-------- SUPPLIED MATERIAL --------
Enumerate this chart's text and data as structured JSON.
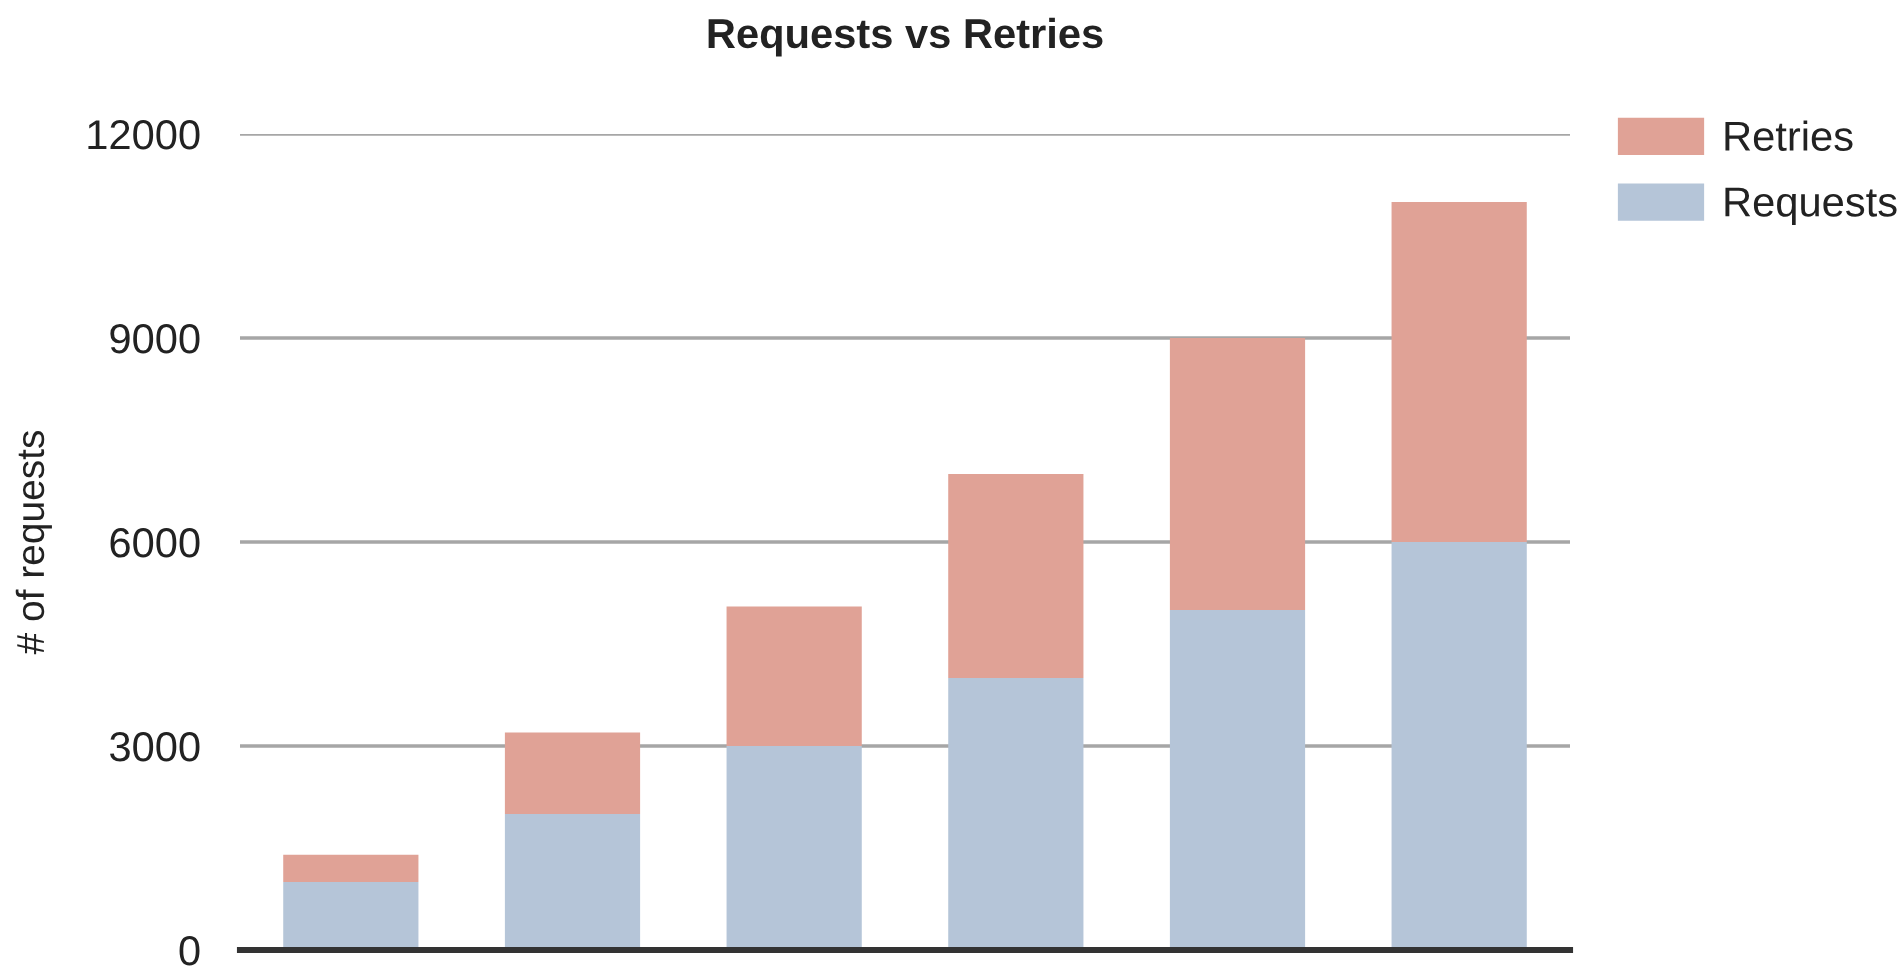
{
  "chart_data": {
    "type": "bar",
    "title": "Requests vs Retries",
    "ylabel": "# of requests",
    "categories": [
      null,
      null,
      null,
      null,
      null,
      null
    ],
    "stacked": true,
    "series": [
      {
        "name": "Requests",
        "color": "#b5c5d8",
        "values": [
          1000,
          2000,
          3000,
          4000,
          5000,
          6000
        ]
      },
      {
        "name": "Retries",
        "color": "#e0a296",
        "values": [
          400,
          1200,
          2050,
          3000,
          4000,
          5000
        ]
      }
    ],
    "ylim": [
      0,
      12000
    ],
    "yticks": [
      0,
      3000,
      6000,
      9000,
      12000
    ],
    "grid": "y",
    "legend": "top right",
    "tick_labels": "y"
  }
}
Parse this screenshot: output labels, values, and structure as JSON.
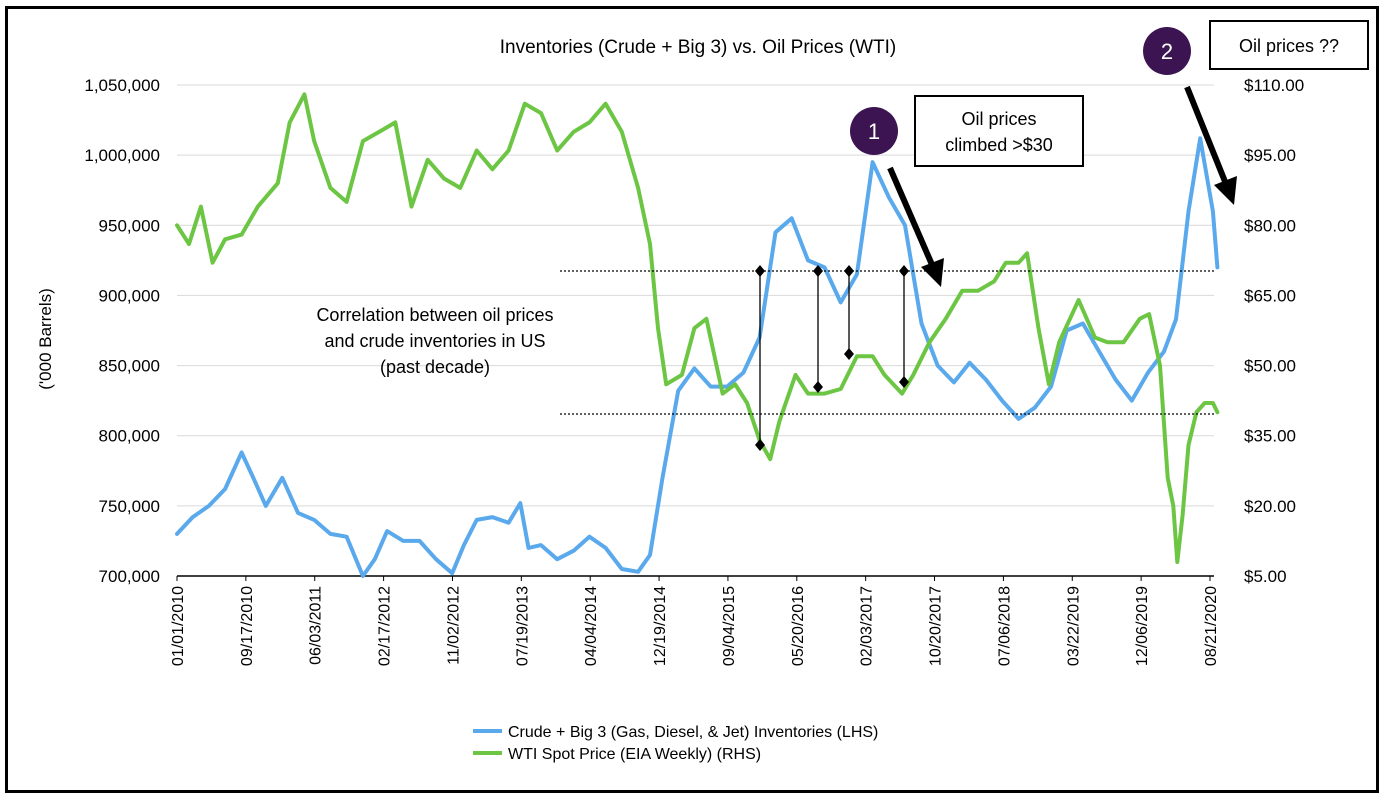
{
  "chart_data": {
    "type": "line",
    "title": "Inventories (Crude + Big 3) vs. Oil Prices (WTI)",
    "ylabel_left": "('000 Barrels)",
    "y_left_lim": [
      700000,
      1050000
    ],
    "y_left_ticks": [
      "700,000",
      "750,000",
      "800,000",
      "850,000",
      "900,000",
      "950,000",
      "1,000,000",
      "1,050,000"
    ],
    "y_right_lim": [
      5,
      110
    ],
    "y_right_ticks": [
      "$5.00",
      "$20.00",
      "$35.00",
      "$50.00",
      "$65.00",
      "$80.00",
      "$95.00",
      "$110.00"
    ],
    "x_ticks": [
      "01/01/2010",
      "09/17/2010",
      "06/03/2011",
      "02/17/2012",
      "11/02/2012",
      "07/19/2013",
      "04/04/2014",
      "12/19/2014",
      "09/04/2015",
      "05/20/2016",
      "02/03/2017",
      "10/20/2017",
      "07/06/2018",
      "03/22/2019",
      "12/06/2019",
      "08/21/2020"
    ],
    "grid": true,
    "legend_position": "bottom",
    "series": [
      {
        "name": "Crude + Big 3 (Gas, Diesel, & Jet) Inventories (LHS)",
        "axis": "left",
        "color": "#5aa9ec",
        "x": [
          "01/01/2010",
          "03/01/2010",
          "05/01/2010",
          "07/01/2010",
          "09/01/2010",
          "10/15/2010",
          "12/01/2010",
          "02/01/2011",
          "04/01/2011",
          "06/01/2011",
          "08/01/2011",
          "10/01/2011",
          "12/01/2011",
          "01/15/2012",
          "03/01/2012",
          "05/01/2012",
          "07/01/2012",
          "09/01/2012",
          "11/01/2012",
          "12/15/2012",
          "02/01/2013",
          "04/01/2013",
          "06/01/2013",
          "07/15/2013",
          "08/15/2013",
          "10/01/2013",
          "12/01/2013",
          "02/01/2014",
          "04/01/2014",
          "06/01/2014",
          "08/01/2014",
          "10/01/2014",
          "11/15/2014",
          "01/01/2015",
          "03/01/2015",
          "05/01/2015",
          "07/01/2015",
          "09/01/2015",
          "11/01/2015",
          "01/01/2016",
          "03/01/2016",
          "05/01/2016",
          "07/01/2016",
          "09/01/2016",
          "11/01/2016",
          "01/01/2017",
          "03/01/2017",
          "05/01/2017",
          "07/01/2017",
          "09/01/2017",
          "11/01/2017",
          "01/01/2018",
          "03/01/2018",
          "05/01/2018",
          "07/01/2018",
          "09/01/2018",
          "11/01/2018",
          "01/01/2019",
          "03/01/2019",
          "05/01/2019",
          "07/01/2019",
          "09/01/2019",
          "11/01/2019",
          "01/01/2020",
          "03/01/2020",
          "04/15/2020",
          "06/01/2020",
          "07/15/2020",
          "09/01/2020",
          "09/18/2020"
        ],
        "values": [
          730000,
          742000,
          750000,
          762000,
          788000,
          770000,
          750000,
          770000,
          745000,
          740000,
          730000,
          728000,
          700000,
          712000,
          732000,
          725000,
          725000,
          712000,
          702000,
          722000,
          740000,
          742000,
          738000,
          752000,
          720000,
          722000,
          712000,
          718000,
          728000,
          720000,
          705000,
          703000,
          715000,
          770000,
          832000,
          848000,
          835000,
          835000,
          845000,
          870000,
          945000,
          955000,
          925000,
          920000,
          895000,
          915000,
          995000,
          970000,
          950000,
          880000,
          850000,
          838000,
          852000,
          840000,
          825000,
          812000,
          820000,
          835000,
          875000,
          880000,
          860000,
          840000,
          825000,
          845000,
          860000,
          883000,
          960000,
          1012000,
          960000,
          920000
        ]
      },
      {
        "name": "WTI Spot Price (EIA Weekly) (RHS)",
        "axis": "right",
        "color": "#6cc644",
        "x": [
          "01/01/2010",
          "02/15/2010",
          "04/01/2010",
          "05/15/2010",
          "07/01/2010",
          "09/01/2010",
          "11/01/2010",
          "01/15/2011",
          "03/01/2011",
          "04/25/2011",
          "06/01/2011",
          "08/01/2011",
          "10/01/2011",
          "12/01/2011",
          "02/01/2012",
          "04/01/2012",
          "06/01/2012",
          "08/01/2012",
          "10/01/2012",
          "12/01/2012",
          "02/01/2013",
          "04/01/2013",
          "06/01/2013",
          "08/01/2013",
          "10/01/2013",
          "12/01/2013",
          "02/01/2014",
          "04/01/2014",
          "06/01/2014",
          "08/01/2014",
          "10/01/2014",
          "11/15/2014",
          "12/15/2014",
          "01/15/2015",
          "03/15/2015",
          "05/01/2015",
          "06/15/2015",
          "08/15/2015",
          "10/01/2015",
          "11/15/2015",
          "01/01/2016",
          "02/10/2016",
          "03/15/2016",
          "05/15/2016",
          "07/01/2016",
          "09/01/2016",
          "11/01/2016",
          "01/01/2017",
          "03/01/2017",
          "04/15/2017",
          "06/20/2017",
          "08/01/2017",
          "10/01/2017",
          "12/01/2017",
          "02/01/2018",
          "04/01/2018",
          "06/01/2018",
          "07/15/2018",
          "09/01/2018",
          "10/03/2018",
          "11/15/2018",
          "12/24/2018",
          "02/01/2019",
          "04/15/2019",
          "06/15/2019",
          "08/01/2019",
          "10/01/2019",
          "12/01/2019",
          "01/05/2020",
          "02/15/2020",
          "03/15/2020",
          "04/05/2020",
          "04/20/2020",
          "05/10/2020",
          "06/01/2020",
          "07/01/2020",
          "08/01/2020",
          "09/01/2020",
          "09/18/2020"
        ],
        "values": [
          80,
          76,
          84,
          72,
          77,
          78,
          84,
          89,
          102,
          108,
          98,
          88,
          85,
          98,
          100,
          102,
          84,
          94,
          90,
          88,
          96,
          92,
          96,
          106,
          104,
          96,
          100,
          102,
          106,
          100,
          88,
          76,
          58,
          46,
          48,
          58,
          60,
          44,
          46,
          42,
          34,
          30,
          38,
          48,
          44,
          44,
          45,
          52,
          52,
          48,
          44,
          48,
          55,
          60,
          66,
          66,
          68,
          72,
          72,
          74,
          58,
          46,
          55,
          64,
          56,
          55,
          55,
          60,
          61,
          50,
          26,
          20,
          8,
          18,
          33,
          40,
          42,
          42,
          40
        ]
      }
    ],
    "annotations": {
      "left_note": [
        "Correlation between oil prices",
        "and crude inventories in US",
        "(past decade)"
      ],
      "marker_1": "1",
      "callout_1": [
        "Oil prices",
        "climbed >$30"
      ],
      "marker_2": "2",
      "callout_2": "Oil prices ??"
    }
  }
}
--------
**GOAL**
Track down every line of the material containing the string "title", and copy it.

**RESULT OF THE TASK**
    "title": "Requests vs Retries",
    "title": "Inventories (Crude + Big 3) vs. Oil Prices (WTI)",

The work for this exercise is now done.